### Dataset excerpts
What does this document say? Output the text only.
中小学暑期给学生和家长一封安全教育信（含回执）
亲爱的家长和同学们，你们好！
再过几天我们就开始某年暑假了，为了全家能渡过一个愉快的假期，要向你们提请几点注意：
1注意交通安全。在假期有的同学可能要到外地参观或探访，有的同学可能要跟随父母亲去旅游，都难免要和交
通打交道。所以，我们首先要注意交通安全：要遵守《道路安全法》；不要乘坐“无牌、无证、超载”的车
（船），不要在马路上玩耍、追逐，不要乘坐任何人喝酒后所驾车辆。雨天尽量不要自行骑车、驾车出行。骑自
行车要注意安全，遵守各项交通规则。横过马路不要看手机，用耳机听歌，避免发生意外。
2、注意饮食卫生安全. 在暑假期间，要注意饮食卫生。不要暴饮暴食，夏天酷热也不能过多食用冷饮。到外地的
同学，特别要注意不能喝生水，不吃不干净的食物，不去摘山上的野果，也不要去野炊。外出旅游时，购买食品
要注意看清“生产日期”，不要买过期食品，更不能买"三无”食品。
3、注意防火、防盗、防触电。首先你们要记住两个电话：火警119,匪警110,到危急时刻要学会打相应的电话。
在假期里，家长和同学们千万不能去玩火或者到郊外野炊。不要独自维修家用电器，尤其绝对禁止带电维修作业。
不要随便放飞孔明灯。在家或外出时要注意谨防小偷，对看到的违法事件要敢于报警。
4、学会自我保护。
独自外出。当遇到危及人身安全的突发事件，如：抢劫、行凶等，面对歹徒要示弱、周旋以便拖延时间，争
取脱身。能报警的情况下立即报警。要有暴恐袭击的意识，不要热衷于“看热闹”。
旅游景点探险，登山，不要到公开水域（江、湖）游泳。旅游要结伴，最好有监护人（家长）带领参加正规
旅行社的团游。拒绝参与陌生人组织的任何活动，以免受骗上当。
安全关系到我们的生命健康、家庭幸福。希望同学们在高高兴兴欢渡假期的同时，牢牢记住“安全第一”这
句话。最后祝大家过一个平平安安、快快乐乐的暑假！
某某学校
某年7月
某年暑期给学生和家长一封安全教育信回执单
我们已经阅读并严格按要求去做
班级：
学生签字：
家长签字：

### Directive
From the records above, extract everything verbatim.

### Solution
What does this document say? Output the text only.
中小学暑期给学生和家长一封安全教育信（含回执）
亲爱的家长和同学们，你们好！
再过几天我们就开始某年暑假了，为了全家能渡过一个愉快的假期，要向你们提请几点注意：
1注意交通安全。在假期有的同学可能要到外地参观或探访，有的同学可能要跟随父母亲去旅游，都难免要和交
通打交道。所以，我们首先要注意交通安全：要遵守《道路安全法》；不要乘坐“无牌、无证、超载”的车
（船），不要在马路上玩耍、追逐，不要乘坐任何人喝酒后所驾车辆。雨天尽量不要自行骑车、驾车出行。骑自
行车要注意安全，遵守各项交通规则。横过马路不要看手机，用耳机听歌，避免发生意外。
2、注意饮食卫生安全. 在暑假期间，要注意饮食卫生。不要暴饮暴食，夏天酷热也不能过多食用冷饮。到外地的
同学，特别要注意不能喝生水，不吃不干净的食物，不去摘山上的野果，也不要去野炊。外出旅游时，购买食品
要注意看清“生产日期”，不要买过期食品，更不能买"三无”食品。
3、注意防火、防盗、防触电。首先你们要记住两个电话：火警119,匪警110,到危急时刻要学会打相应的电话。
在假期里，家长和同学们千万不能去玩火或者到郊外野炊。不要独自维修家用电器，尤其绝对禁止带电维修作业。
不要随便放飞孔明灯。在家或外出时要注意谨防小偷，对看到的违法事件要敢于报警。
4、学会自我保护。
独自外出。当遇到危及人身安全的突发事件，如：抢劫、行凶等，面对歹徒要示弱、周旋以便拖延时间，争
取脱身。能报警的情况下立即报警。要有暴恐袭击的意识，不要热衷于“看热闹”。
旅游景点探险，登山，不要到公开水域（江、湖）游泳。旅游要结伴，最好有监护人（家长）带领参加正规
旅行社的团游。拒绝参与陌生人组织的任何活动，以免受骗上当。
安全关系到我们的生命健康、家庭幸福。希望同学们在高高兴兴欢渡假期的同时，牢牢记住“安全第一”这
句话。最后祝大家过一个平平安安、快快乐乐的暑假！
某某学校
某年7月
某年暑期给学生和家长一封安全教育信回执单
我们已经阅读并严格按要求去做
班级：
学生签字：
家长签字：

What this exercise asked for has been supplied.